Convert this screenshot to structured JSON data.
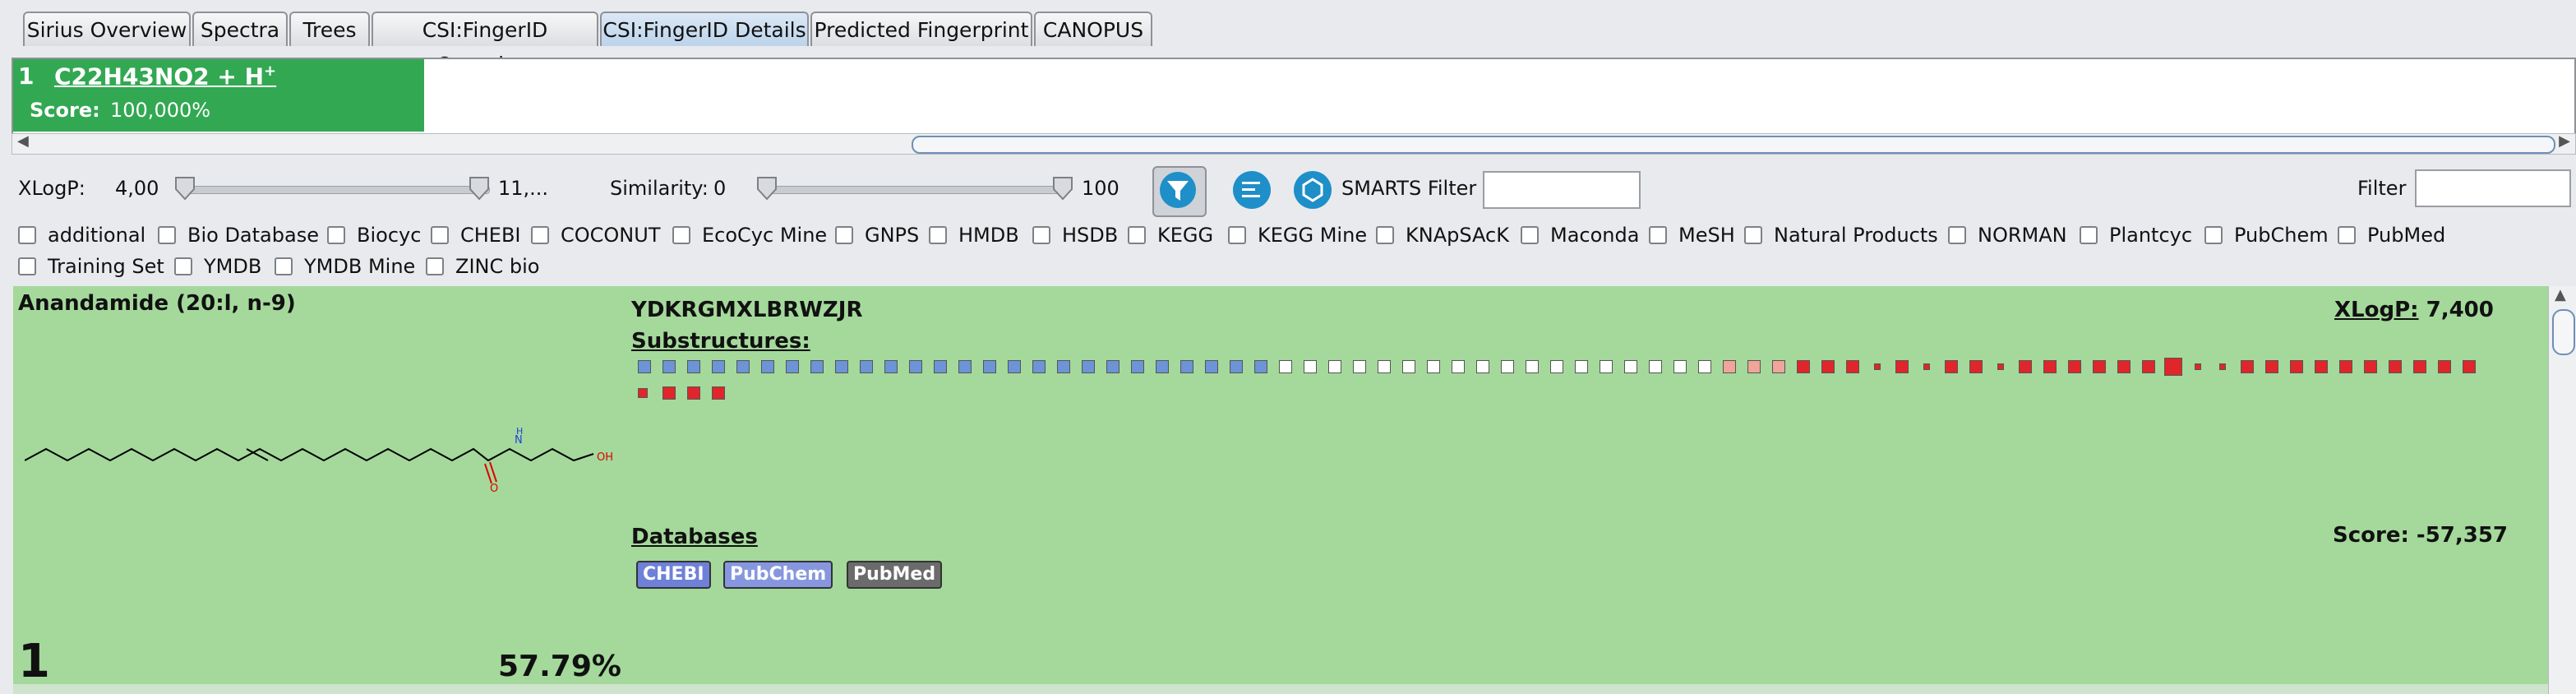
{
  "tabs": [
    {
      "label": "Sirius Overview"
    },
    {
      "label": "Spectra"
    },
    {
      "label": "Trees"
    },
    {
      "label": "CSI:FingerID Overview"
    },
    {
      "label": "CSI:FingerID Details"
    },
    {
      "label": "Predicted Fingerprint"
    },
    {
      "label": "CANOPUS"
    }
  ],
  "active_tab": "CSI:FingerID Details",
  "candidate": {
    "rank": "1",
    "formula": "C22H43NO2 + H",
    "formula_sup": "+",
    "score_label": "Score:",
    "score_value": "100,000%"
  },
  "toolbar": {
    "xlogp_label": "XLogP:",
    "xlogp_min": "4,00",
    "xlogp_max": "11,...",
    "similarity_label": "Similarity:",
    "similarity_min": "0",
    "similarity_max": "100",
    "smarts_label": "SMARTS Filter",
    "smarts_value": "",
    "filter_label": "Filter",
    "filter_value": ""
  },
  "databases_filter": [
    "additional",
    "Bio Database",
    "Biocyc",
    "CHEBI",
    "COCONUT",
    "EcoCyc Mine",
    "GNPS",
    "HMDB",
    "HSDB",
    "KEGG",
    "KEGG Mine",
    "KNApSAcK",
    "Maconda",
    "MeSH",
    "Natural Products",
    "NORMAN",
    "Plantcyc",
    "PubChem",
    "PubMed",
    "Training Set",
    "YMDB",
    "YMDB Mine",
    "ZINC bio"
  ],
  "result": {
    "name": "Anandamide (20:l, n-9)",
    "inchikey": "YDKRGMXLBRWZJR",
    "substructures_label": "Substructures:",
    "xlogp_label": "XLogP:",
    "xlogp_value": "7,400",
    "databases_label": "Databases",
    "score_text": "Score: -57,357",
    "rank": "1",
    "percent": "57.79%",
    "db_tags": [
      {
        "label": "CHEBI",
        "color": "#6f80d8"
      },
      {
        "label": "PubChem",
        "color": "#8797df"
      },
      {
        "label": "PubMed",
        "color": "#6b6b6b"
      }
    ],
    "structure_labels": {
      "n": "N",
      "h": "H",
      "o": "O",
      "oh": "OH"
    }
  },
  "colors": {
    "candidate_green": "#32a852",
    "card_green": "#a4d99b",
    "blue_sq": "#6c94d6",
    "white_sq": "#ffffff",
    "pink_sq": "#f0a49a",
    "red_sq": "#e0262a"
  }
}
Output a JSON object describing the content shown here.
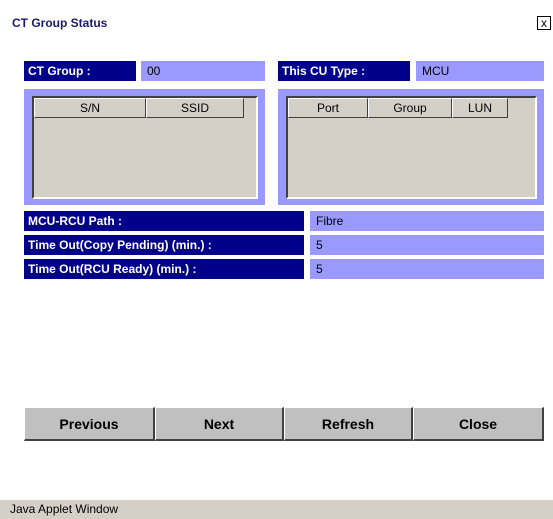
{
  "window": {
    "title": "CT Group Status",
    "close_symbol": "x"
  },
  "ct_group": {
    "label": "CT Group :",
    "value": "00"
  },
  "cu_type": {
    "label": "This CU Type :",
    "value": "MCU"
  },
  "left_list": {
    "columns": [
      "S/N",
      "SSID"
    ]
  },
  "right_list": {
    "columns": [
      "Port",
      "Group",
      "LUN"
    ]
  },
  "details": [
    {
      "label": "MCU-RCU Path :",
      "value": "Fibre"
    },
    {
      "label": "Time Out(Copy Pending) (min.) :",
      "value": "5"
    },
    {
      "label": "Time Out(RCU Ready) (min.) :",
      "value": "5"
    }
  ],
  "buttons": {
    "previous": "Previous",
    "next": "Next",
    "refresh": "Refresh",
    "close": "Close"
  },
  "status_bar": "Java Applet Window",
  "colors": {
    "label_bg": "#00008b",
    "value_bg": "#9999ff",
    "list_bg": "#d4d0c8",
    "button_bg": "#c0c0c0"
  }
}
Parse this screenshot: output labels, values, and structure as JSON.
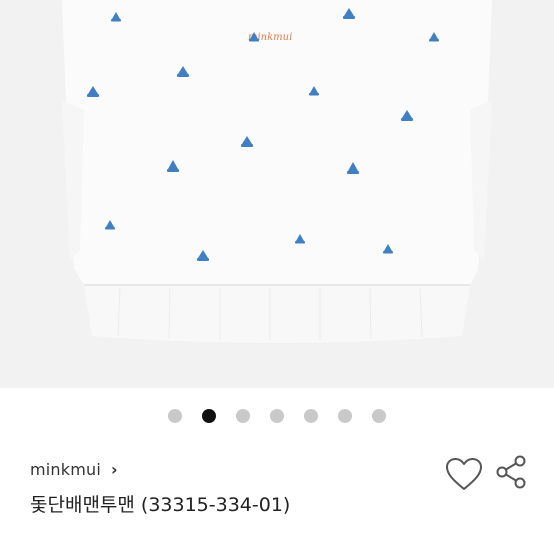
{
  "product_image": {
    "embroidery_text": "minkmui"
  },
  "carousel": {
    "total": 7,
    "active_index": 1
  },
  "product": {
    "brand": "minkmui",
    "brand_chevron": "›",
    "title": "돛단배맨투맨 (33315-334-01)"
  },
  "actions": {
    "like_icon": "heart-icon",
    "share_icon": "share-icon"
  },
  "colors": {
    "accent_active_dot": "#111111",
    "inactive_dot": "#c9c9c9",
    "boat_blue": "#3f7fc2",
    "embroidery_orange": "#e07a4a"
  }
}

+---+

Find the word "title" in the records and pull out each line that has it.

    "title": "CT Group Status",
    "title": "돛단배맨투맨 (33315-334-01)"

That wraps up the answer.